State how many lines of the entries hold the string "Year", and output nothing but that count.

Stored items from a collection
## START
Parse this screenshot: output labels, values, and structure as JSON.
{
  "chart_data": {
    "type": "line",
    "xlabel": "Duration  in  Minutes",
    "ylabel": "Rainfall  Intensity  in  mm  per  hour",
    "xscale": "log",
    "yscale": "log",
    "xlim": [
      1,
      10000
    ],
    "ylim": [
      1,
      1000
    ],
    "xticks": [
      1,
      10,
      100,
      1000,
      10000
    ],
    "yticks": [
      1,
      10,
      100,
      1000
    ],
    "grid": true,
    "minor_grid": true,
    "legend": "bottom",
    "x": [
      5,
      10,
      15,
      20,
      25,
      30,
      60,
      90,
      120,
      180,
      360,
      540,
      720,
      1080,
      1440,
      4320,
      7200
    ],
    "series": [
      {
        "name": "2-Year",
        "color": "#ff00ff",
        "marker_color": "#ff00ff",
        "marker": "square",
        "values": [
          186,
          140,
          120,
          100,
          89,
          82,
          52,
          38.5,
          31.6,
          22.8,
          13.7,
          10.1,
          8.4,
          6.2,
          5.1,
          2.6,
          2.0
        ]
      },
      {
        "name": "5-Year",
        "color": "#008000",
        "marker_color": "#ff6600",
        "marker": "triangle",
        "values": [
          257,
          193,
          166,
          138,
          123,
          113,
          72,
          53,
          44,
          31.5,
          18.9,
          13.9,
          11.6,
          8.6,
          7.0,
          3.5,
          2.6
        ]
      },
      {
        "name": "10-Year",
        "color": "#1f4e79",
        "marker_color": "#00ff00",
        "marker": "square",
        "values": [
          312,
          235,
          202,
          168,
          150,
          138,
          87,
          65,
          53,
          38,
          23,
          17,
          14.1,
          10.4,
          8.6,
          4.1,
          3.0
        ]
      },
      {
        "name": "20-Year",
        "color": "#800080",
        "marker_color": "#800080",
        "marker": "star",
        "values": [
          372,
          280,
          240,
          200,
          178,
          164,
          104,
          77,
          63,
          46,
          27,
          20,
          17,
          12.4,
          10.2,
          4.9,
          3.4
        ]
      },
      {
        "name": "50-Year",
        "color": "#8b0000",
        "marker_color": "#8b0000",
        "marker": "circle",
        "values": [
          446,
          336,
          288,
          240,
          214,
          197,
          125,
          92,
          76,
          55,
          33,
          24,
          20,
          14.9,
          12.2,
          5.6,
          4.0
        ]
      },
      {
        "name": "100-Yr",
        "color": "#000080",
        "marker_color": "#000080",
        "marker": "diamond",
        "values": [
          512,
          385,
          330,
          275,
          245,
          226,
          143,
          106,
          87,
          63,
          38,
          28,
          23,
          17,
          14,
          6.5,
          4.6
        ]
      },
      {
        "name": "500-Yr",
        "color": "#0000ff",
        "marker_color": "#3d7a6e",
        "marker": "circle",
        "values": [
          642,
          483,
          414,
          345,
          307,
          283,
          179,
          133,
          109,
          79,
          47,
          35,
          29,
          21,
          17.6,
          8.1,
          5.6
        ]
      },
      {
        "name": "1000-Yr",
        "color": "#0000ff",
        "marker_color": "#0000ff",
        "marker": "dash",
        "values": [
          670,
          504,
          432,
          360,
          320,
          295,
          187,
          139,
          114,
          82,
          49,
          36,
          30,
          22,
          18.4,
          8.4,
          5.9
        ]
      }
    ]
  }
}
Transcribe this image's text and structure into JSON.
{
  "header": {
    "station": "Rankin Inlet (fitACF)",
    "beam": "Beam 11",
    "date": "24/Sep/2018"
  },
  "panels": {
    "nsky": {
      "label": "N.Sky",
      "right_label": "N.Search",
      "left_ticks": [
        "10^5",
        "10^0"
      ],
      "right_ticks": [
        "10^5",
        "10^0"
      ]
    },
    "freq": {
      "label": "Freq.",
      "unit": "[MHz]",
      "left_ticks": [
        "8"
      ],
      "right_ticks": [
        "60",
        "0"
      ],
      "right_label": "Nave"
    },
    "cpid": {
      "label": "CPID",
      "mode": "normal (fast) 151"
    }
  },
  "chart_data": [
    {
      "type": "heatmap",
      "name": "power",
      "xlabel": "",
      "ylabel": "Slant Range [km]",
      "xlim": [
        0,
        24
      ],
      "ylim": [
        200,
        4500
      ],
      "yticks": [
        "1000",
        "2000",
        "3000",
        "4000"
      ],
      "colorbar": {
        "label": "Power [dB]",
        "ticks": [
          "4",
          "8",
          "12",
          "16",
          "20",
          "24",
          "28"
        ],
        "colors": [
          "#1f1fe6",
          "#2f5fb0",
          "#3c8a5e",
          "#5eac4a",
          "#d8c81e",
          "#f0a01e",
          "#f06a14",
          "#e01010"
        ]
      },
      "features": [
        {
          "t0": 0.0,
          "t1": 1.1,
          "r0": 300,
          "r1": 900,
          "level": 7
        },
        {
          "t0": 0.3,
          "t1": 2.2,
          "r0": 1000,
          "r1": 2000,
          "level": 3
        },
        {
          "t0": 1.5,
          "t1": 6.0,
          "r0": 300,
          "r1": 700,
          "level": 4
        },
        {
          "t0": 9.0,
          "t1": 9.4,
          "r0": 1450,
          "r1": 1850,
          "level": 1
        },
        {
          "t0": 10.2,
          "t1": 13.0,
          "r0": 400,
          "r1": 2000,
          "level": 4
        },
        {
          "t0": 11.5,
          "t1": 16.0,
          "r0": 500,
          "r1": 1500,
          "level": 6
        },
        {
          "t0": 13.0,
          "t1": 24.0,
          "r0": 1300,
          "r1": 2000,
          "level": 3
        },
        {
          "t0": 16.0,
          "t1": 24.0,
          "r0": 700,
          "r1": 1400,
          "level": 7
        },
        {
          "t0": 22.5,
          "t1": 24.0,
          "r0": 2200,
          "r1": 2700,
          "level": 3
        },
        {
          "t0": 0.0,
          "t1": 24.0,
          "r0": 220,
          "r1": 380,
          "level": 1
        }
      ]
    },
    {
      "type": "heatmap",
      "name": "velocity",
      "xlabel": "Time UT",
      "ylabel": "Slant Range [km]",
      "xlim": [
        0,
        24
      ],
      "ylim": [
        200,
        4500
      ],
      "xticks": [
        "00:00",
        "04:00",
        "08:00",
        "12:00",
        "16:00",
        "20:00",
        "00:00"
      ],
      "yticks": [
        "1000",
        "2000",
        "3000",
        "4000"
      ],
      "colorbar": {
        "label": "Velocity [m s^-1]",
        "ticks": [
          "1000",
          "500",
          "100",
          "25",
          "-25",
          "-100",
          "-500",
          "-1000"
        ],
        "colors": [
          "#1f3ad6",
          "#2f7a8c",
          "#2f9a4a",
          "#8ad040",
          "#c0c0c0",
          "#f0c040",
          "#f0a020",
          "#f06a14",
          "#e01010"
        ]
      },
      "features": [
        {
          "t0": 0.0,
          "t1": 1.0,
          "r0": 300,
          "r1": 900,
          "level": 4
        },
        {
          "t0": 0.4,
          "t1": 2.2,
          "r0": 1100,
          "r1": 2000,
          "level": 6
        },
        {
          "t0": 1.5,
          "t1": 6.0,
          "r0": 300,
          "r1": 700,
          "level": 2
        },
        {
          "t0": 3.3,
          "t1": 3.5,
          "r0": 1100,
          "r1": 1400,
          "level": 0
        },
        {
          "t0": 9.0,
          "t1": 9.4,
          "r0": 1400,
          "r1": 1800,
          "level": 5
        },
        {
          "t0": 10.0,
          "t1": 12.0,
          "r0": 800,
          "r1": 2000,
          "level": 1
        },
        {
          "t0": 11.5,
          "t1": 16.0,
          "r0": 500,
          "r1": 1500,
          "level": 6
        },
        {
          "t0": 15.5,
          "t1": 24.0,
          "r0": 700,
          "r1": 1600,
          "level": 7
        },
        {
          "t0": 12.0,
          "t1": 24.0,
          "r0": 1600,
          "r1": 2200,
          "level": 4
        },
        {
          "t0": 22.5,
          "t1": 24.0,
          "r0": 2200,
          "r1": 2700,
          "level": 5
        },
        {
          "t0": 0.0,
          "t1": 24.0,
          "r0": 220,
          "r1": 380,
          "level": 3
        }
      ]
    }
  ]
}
## END
§ **Solution to this task**: 5